_Exercise_: Please retype every line of the records below exactly, without any changes.

--- Data excerpts ---

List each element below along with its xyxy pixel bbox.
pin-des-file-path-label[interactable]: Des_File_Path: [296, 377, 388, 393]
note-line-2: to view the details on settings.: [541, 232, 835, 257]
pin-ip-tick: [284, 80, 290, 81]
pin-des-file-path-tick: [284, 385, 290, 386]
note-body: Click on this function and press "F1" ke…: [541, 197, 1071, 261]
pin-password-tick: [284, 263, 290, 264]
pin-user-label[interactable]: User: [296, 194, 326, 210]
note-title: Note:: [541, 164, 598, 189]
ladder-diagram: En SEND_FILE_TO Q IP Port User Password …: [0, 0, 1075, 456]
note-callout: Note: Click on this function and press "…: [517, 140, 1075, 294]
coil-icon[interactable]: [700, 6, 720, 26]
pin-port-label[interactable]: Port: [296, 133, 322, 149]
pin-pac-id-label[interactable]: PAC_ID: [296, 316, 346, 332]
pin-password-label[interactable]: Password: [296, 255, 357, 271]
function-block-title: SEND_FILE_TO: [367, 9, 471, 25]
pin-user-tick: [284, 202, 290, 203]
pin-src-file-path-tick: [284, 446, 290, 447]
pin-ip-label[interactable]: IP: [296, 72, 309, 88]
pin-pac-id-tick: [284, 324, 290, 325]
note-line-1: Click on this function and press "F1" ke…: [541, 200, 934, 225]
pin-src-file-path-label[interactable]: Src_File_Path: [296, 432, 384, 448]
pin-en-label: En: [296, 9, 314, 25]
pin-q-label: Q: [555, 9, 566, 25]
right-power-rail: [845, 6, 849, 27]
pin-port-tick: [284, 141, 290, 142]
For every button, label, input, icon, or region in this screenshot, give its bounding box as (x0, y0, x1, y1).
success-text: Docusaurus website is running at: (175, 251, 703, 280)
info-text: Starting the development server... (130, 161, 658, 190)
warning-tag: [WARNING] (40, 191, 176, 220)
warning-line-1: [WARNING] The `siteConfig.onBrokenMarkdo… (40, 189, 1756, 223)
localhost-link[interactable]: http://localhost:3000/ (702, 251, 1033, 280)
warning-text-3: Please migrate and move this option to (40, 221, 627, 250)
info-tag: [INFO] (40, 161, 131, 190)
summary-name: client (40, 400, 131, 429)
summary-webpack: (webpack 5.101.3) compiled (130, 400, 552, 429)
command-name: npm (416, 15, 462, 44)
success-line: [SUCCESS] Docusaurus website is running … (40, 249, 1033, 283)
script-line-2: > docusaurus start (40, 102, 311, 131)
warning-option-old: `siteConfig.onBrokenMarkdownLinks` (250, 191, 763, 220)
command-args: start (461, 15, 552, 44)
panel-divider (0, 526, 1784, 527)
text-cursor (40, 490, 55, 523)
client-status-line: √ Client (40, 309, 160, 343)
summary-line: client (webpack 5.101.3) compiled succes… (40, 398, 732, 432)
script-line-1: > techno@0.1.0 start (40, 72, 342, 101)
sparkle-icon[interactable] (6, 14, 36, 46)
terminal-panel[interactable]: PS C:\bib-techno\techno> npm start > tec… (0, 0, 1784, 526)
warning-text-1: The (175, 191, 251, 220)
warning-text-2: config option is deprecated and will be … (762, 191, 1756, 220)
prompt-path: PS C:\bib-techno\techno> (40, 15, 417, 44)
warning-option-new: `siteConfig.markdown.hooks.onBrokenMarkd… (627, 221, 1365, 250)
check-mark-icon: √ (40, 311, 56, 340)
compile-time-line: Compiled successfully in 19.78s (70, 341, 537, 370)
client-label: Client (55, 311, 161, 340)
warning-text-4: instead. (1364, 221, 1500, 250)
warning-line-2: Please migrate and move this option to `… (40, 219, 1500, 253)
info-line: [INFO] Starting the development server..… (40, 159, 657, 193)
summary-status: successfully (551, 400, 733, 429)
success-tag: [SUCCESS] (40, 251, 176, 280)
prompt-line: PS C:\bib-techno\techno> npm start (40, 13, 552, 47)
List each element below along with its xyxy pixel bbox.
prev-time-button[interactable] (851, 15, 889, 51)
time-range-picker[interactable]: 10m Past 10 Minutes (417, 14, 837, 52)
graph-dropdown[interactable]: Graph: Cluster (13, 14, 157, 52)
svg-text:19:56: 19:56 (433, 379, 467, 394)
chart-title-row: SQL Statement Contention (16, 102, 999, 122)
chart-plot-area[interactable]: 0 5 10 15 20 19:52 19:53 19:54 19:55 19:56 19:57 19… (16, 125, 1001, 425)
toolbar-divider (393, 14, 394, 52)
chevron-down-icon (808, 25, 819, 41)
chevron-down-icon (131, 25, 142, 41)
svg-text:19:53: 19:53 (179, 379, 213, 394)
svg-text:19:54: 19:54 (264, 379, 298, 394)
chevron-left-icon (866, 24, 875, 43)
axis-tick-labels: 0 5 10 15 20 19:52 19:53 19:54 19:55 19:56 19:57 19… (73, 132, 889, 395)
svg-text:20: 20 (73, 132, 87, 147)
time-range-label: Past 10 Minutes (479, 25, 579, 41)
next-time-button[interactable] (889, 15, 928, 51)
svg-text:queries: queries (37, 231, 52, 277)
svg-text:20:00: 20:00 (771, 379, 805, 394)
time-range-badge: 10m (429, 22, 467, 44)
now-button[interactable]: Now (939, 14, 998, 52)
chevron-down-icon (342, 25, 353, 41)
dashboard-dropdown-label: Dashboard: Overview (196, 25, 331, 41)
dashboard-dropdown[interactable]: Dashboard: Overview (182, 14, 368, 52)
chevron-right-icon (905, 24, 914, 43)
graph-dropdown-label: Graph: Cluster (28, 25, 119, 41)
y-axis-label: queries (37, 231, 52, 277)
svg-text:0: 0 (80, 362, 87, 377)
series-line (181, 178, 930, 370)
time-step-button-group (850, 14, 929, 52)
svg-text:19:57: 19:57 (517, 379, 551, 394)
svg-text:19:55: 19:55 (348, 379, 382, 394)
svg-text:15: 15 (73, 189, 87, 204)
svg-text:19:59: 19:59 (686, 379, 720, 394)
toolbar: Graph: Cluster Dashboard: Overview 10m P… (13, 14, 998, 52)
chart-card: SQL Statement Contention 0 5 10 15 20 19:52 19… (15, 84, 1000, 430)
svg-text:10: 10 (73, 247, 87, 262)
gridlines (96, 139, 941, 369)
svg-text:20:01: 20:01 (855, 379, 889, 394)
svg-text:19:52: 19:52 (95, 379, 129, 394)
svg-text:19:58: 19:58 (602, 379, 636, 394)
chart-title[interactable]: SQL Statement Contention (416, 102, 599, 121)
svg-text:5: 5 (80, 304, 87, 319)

---

_The output_:
List each element below along with its xyxy pixel bbox.
pin-des-file-path-label[interactable]: Des_File_Path: [296, 377, 388, 393]
note-line-2: to view the details on settings.: [541, 232, 835, 257]
pin-ip-tick: [284, 80, 290, 81]
pin-des-file-path-tick: [284, 385, 290, 386]
note-body: Click on this function and press "F1" ke…: [541, 197, 1071, 261]
pin-password-tick: [284, 263, 290, 264]
pin-user-label[interactable]: User: [296, 194, 326, 210]
note-title: Note:: [541, 164, 598, 189]
ladder-diagram: En SEND_FILE_TO Q IP Port User Password …: [0, 0, 1075, 456]
note-callout: Note: Click on this function and press "…: [517, 140, 1075, 294]
coil-icon[interactable]: [700, 6, 720, 26]
pin-port-label[interactable]: Port: [296, 133, 322, 149]
pin-pac-id-label[interactable]: PAC_ID: [296, 316, 346, 332]
pin-password-label[interactable]: Password: [296, 255, 357, 271]
function-block-title: SEND_FILE_TO: [367, 9, 471, 25]
pin-user-tick: [284, 202, 290, 203]
pin-src-file-path-tick: [284, 446, 290, 447]
pin-ip-label[interactable]: IP: [296, 72, 309, 88]
pin-pac-id-tick: [284, 324, 290, 325]
note-line-1: Click on this function and press "F1" ke…: [541, 200, 934, 225]
pin-src-file-path-label[interactable]: Src_File_Path: [296, 432, 384, 448]
pin-en-label: En: [296, 9, 314, 25]
pin-q-label: Q: [555, 9, 566, 25]
right-power-rail: [845, 6, 849, 27]
pin-port-tick: [284, 141, 290, 142]
For every button, label, input, icon, or region in this screenshot, give its bounding box as (x0, y0, x1, y1).
success-text: Docusaurus website is running at: (175, 251, 703, 280)
info-text: Starting the development server... (130, 161, 658, 190)
warning-tag: [WARNING] (40, 191, 176, 220)
warning-line-1: [WARNING] The `siteConfig.onBrokenMarkdo… (40, 189, 1756, 223)
localhost-link[interactable]: http://localhost:3000/ (702, 251, 1033, 280)
warning-text-3: Please migrate and move this option to (40, 221, 627, 250)
info-tag: [INFO] (40, 161, 131, 190)
summary-name: client (40, 400, 131, 429)
summary-webpack: (webpack 5.101.3) compiled (130, 400, 552, 429)
command-name: npm (416, 15, 462, 44)
success-line: [SUCCESS] Docusaurus website is running … (40, 249, 1033, 283)
script-line-2: > docusaurus start (40, 102, 311, 131)
warning-option-old: `siteConfig.onBrokenMarkdownLinks` (250, 191, 763, 220)
command-args: start (461, 15, 552, 44)
panel-divider (0, 526, 1784, 527)
text-cursor (40, 490, 55, 523)
client-status-line: √ Client (40, 309, 160, 343)
summary-line: client (webpack 5.101.3) compiled succes… (40, 398, 732, 432)
script-line-1: > techno@0.1.0 start (40, 72, 342, 101)
sparkle-icon[interactable] (6, 14, 36, 46)
terminal-panel[interactable]: PS C:\bib-techno\techno> npm start > tec… (0, 0, 1784, 526)
warning-text-1: The (175, 191, 251, 220)
warning-text-2: config option is deprecated and will be … (762, 191, 1756, 220)
prompt-path: PS C:\bib-techno\techno> (40, 15, 417, 44)
warning-option-new: `siteConfig.markdown.hooks.onBrokenMarkd… (627, 221, 1365, 250)
check-mark-icon: √ (40, 311, 56, 340)
compile-time-line: Compiled successfully in 19.78s (70, 341, 537, 370)
client-label: Client (55, 311, 161, 340)
warning-text-4: instead. (1364, 221, 1500, 250)
warning-line-2: Please migrate and move this option to `… (40, 219, 1500, 253)
info-line: [INFO] Starting the development server..… (40, 159, 657, 193)
summary-status: successfully (551, 400, 733, 429)
success-tag: [SUCCESS] (40, 251, 176, 280)
prompt-line: PS C:\bib-techno\techno> npm start (40, 13, 552, 47)
List each element below along with its xyxy pixel bbox.
prev-time-button[interactable] (851, 15, 889, 51)
time-range-picker[interactable]: 10m Past 10 Minutes (417, 14, 837, 52)
graph-dropdown[interactable]: Graph: Cluster (13, 14, 157, 52)
svg-text:19:56: 19:56 (433, 379, 467, 394)
chart-title-row: SQL Statement Contention (16, 102, 999, 122)
chart-plot-area[interactable]: 0 5 10 15 20 19:52 19:53 19:54 19:55 19:56 19:57 19… (16, 125, 1001, 425)
toolbar-divider (393, 14, 394, 52)
chevron-down-icon (808, 25, 819, 41)
chevron-down-icon (131, 25, 142, 41)
svg-text:19:53: 19:53 (179, 379, 213, 394)
svg-text:19:54: 19:54 (264, 379, 298, 394)
chevron-left-icon (866, 24, 875, 43)
axis-tick-labels: 0 5 10 15 20 19:52 19:53 19:54 19:55 19:56 19:57 19… (73, 132, 889, 395)
svg-text:20: 20 (73, 132, 87, 147)
time-range-label: Past 10 Minutes (479, 25, 579, 41)
next-time-button[interactable] (889, 15, 928, 51)
svg-text:queries: queries (37, 231, 52, 277)
svg-text:20:00: 20:00 (771, 379, 805, 394)
time-range-badge: 10m (429, 22, 467, 44)
now-button[interactable]: Now (939, 14, 998, 52)
chevron-down-icon (342, 25, 353, 41)
dashboard-dropdown-label: Dashboard: Overview (196, 25, 331, 41)
dashboard-dropdown[interactable]: Dashboard: Overview (182, 14, 368, 52)
chevron-right-icon (905, 24, 914, 43)
graph-dropdown-label: Graph: Cluster (28, 25, 119, 41)
y-axis-label: queries (37, 231, 52, 277)
svg-text:0: 0 (80, 362, 87, 377)
series-line (181, 178, 930, 370)
time-step-button-group (850, 14, 929, 52)
svg-text:19:57: 19:57 (517, 379, 551, 394)
svg-text:19:55: 19:55 (348, 379, 382, 394)
svg-text:15: 15 (73, 189, 87, 204)
svg-text:19:59: 19:59 (686, 379, 720, 394)
toolbar: Graph: Cluster Dashboard: Overview 10m P… (13, 14, 998, 52)
chart-card: SQL Statement Contention 0 5 10 15 20 19:52 19… (15, 84, 1000, 430)
svg-text:10: 10 (73, 247, 87, 262)
gridlines (96, 139, 941, 369)
svg-text:20:01: 20:01 (855, 379, 889, 394)
svg-text:19:52: 19:52 (95, 379, 129, 394)
svg-text:19:58: 19:58 (602, 379, 636, 394)
chart-title[interactable]: SQL Statement Contention (416, 102, 599, 121)
svg-text:5: 5 (80, 304, 87, 319)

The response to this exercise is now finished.